Quote all lines below exactly. Images stay out.

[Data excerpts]

— begin —

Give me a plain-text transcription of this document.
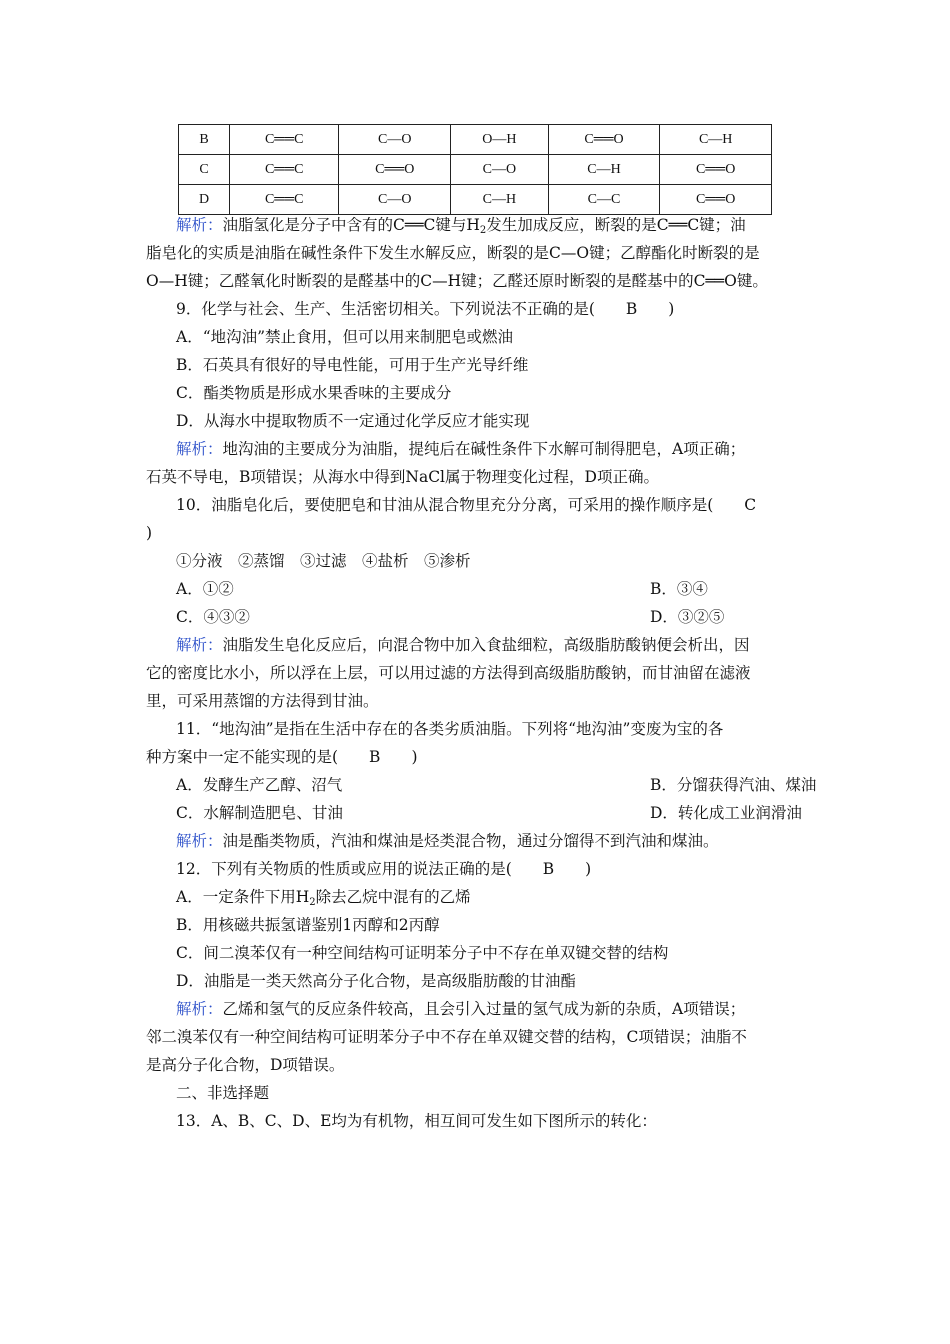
B	C══C	C—O	O—H	C══O	C—H
C	C══C	C══O	C—O	C—H	C══O
D	C══C	C—O	C—H	C—C	C══O
解析：油脂氢化是分子中含有的C══C键与$H_2$发生加成反应，断裂的是C══C键；油
脂皂化的实质是油脂在碱性条件下发生水解反应，断裂的是C—O键；乙醇酯化时断裂的是
O—H键；乙醛氧化时断裂的是醛基中的C—H键；乙醛还原时断裂的是醛基中的C══O键。
9．化学与社会、生产、生活密切相关。下列说法不正确的是(　　B　　)
A．“地沟油”禁止食用，但可以用来制肥皂或燃油
B．石英具有很好的导电性能，可用于生产光导纤维
C．酯类物质是形成水果香味的主要成分
D．从海水中提取物质不一定通过化学反应才能实现
解析：地沟油的主要成分为油脂，提纯后在碱性条件下水解可制得肥皂，A项正确；
石英不导电，B项错误；从海水中得到NaCl属于物理变化过程，D项正确。
10．油脂皂化后，要使肥皂和甘油从混合物里充分分离，可采用的操作顺序是(　　C
)
①分液　②蒸馏　③过滤　④盐析　⑤渗析
A．①②	B．③④
C．④③②	D．③②⑤
解析：油脂发生皂化反应后，向混合物中加入食盐细粒，高级脂肪酸钠便会析出，因
它的密度比水小，所以浮在上层，可以用过滤的方法得到高级脂肪酸钠，而甘油留在滤液
里，可采用蒸馏的方法得到甘油。
11．“地沟油”是指在生活中存在的各类劣质油脂。下列将“地沟油”变废为宝的各
种方案中一定不能实现的是(　　B　　)
A．发酵生产乙醇、沼气	B．分馏获得汽油、煤油
C．水解制造肥皂、甘油	D．转化成工业润滑油
解析：油是酯类物质，汽油和煤油是烃类混合物，通过分馏得不到汽油和煤油。
12．下列有关物质的性质或应用的说法正确的是(　　B　　)
A．一定条件下用$H_2$除去乙烷中混有的乙烯
B．用核磁共振氢谱鉴别1丙醇和2丙醇
C．间二溴苯仅有一种空间结构可证明苯分子中不存在单双键交替的结构
D．油脂是一类天然高分子化合物，是高级脂肪酸的甘油酯
解析：乙烯和氢气的反应条件较高，且会引入过量的氢气成为新的杂质，A项错误；
邻二溴苯仅有一种空间结构可证明苯分子中不存在单双键交替的结构，C项错误；油脂不
是高分子化合物，D项错误。
二、非选择题
13．A、B、C、D、E均为有机物，相互间可发生如下图所示的转化：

— end —

Reply:
Give me a plain-text transcription of this document.
B	C══C	C—O	O—H	C══O	C—H
C	C══C	C══O	C—O	C—H	C══O
D	C══C	C—O	C—H	C—C	C══O
解析：油脂氢化是分子中含有的C══C键与$H_2$发生加成反应，断裂的是C══C键；油
脂皂化的实质是油脂在碱性条件下发生水解反应，断裂的是C—O键；乙醇酯化时断裂的是
O—H键；乙醛氧化时断裂的是醛基中的C—H键；乙醛还原时断裂的是醛基中的C══O键。
9．化学与社会、生产、生活密切相关。下列说法不正确的是(　　B　　)
A．“地沟油”禁止食用，但可以用来制肥皂或燃油
B．石英具有很好的导电性能，可用于生产光导纤维
C．酯类物质是形成水果香味的主要成分
D．从海水中提取物质不一定通过化学反应才能实现
解析：地沟油的主要成分为油脂，提纯后在碱性条件下水解可制得肥皂，A项正确；
石英不导电，B项错误；从海水中得到NaCl属于物理变化过程，D项正确。
10．油脂皂化后，要使肥皂和甘油从混合物里充分分离，可采用的操作顺序是(　　C
)
①分液　②蒸馏　③过滤　④盐析　⑤渗析
A．①②	B．③④
C．④③②	D．③②⑤
解析：油脂发生皂化反应后，向混合物中加入食盐细粒，高级脂肪酸钠便会析出，因
它的密度比水小，所以浮在上层，可以用过滤的方法得到高级脂肪酸钠，而甘油留在滤液
里，可采用蒸馏的方法得到甘油。
11．“地沟油”是指在生活中存在的各类劣质油脂。下列将“地沟油”变废为宝的各
种方案中一定不能实现的是(　　B　　)
A．发酵生产乙醇、沼气	B．分馏获得汽油、煤油
C．水解制造肥皂、甘油	D．转化成工业润滑油
解析：油是酯类物质，汽油和煤油是烃类混合物，通过分馏得不到汽油和煤油。
12．下列有关物质的性质或应用的说法正确的是(　　B　　)
A．一定条件下用$H_2$除去乙烷中混有的乙烯
B．用核磁共振氢谱鉴别1丙醇和2丙醇
C．间二溴苯仅有一种空间结构可证明苯分子中不存在单双键交替的结构
D．油脂是一类天然高分子化合物，是高级脂肪酸的甘油酯
解析：乙烯和氢气的反应条件较高，且会引入过量的氢气成为新的杂质，A项错误；
邻二溴苯仅有一种空间结构可证明苯分子中不存在单双键交替的结构，C项错误；油脂不
是高分子化合物，D项错误。
二、非选择题
13．A、B、C、D、E均为有机物，相互间可发生如下图所示的转化：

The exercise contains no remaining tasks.